**MATERIAL**
**********
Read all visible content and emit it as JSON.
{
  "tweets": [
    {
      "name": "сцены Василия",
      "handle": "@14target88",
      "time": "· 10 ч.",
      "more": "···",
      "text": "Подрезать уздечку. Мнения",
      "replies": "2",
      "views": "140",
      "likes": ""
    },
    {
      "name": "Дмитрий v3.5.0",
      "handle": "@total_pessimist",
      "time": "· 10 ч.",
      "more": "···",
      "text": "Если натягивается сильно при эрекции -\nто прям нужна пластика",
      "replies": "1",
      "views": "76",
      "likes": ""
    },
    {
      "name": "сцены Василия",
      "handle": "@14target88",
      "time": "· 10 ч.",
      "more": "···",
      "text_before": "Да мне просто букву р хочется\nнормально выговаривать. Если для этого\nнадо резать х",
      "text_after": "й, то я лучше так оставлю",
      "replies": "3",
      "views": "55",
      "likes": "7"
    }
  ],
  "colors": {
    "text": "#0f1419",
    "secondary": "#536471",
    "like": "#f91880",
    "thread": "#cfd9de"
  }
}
**********
**EXERCISE PROMPT**
Write out every entry exactly as given.

**EXERCISE SOLUTION**
Read all visible content and emit it as JSON.
{
  "tweets": [
    {
      "name": "сцены Василия",
      "handle": "@14target88",
      "time": "· 10 ч.",
      "more": "···",
      "text": "Подрезать уздечку. Мнения",
      "replies": "2",
      "views": "140",
      "likes": ""
    },
    {
      "name": "Дмитрий v3.5.0",
      "handle": "@total_pessimist",
      "time": "· 10 ч.",
      "more": "···",
      "text": "Если натягивается сильно при эрекции -\nто прям нужна пластика",
      "replies": "1",
      "views": "76",
      "likes": ""
    },
    {
      "name": "сцены Василия",
      "handle": "@14target88",
      "time": "· 10 ч.",
      "more": "···",
      "text_before": "Да мне просто букву р хочется\nнормально выговаривать. Если для этого\nнадо резать х",
      "text_after": "й, то я лучше так оставлю",
      "replies": "3",
      "views": "55",
      "likes": "7"
    }
  ],
  "colors": {
    "text": "#0f1419",
    "secondary": "#536471",
    "like": "#f91880",
    "thread": "#cfd9de"
  }
}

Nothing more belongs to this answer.